→ Records shown:
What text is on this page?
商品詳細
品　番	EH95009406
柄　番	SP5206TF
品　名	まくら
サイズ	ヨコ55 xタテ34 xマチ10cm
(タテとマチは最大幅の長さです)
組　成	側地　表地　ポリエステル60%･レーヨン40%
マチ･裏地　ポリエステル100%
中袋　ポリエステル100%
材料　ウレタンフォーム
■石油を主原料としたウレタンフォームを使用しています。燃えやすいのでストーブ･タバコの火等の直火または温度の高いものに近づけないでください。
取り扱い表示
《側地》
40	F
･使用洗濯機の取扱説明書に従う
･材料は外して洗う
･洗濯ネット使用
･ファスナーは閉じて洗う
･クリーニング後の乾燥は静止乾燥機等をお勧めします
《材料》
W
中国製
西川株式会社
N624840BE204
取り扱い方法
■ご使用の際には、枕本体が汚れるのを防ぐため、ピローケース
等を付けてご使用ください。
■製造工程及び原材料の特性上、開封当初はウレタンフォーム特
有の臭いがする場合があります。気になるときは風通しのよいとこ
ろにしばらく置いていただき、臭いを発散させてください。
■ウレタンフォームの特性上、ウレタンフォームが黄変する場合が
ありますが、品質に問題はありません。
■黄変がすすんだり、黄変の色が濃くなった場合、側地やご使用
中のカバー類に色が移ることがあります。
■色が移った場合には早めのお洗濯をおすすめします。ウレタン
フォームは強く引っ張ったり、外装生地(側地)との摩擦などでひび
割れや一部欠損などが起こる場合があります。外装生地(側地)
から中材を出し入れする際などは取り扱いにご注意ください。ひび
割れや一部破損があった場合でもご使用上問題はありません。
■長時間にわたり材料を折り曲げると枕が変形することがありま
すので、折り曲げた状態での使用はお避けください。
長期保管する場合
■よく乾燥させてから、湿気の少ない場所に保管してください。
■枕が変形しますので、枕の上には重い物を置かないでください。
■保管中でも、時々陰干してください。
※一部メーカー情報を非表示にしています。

→ Exercise: Nothing may be left out: return each entry exactly as it reads.

→ Reply to the task:
What text is on this page?
商品詳細
品　番	EH95009406
柄　番	SP5206TF
品　名	まくら
サイズ	ヨコ55 xタテ34 xマチ10cm
(タテとマチは最大幅の長さです)
組　成	側地　表地　ポリエステル60%･レーヨン40%
マチ･裏地　ポリエステル100%
中袋　ポリエステル100%
材料　ウレタンフォーム
■石油を主原料としたウレタンフォームを使用しています。燃えやすいのでストーブ･タバコの火等の直火または温度の高いものに近づけないでください。
取り扱い表示
《側地》
40	F
･使用洗濯機の取扱説明書に従う
･材料は外して洗う
･洗濯ネット使用
･ファスナーは閉じて洗う
･クリーニング後の乾燥は静止乾燥機等をお勧めします
《材料》
W
中国製
西川株式会社
N624840BE204
取り扱い方法
■ご使用の際には、枕本体が汚れるのを防ぐため、ピローケース
等を付けてご使用ください。
■製造工程及び原材料の特性上、開封当初はウレタンフォーム特
有の臭いがする場合があります。気になるときは風通しのよいとこ
ろにしばらく置いていただき、臭いを発散させてください。
■ウレタンフォームの特性上、ウレタンフォームが黄変する場合が
ありますが、品質に問題はありません。
■黄変がすすんだり、黄変の色が濃くなった場合、側地やご使用
中のカバー類に色が移ることがあります。
■色が移った場合には早めのお洗濯をおすすめします。ウレタン
フォームは強く引っ張ったり、外装生地(側地)との摩擦などでひび
割れや一部欠損などが起こる場合があります。外装生地(側地)
から中材を出し入れする際などは取り扱いにご注意ください。ひび
割れや一部破損があった場合でもご使用上問題はありません。
■長時間にわたり材料を折り曲げると枕が変形することがありま
すので、折り曲げた状態での使用はお避けください。
長期保管する場合
■よく乾燥させてから、湿気の少ない場所に保管してください。
■枕が変形しますので、枕の上には重い物を置かないでください。
■保管中でも、時々陰干してください。
※一部メーカー情報を非表示にしています。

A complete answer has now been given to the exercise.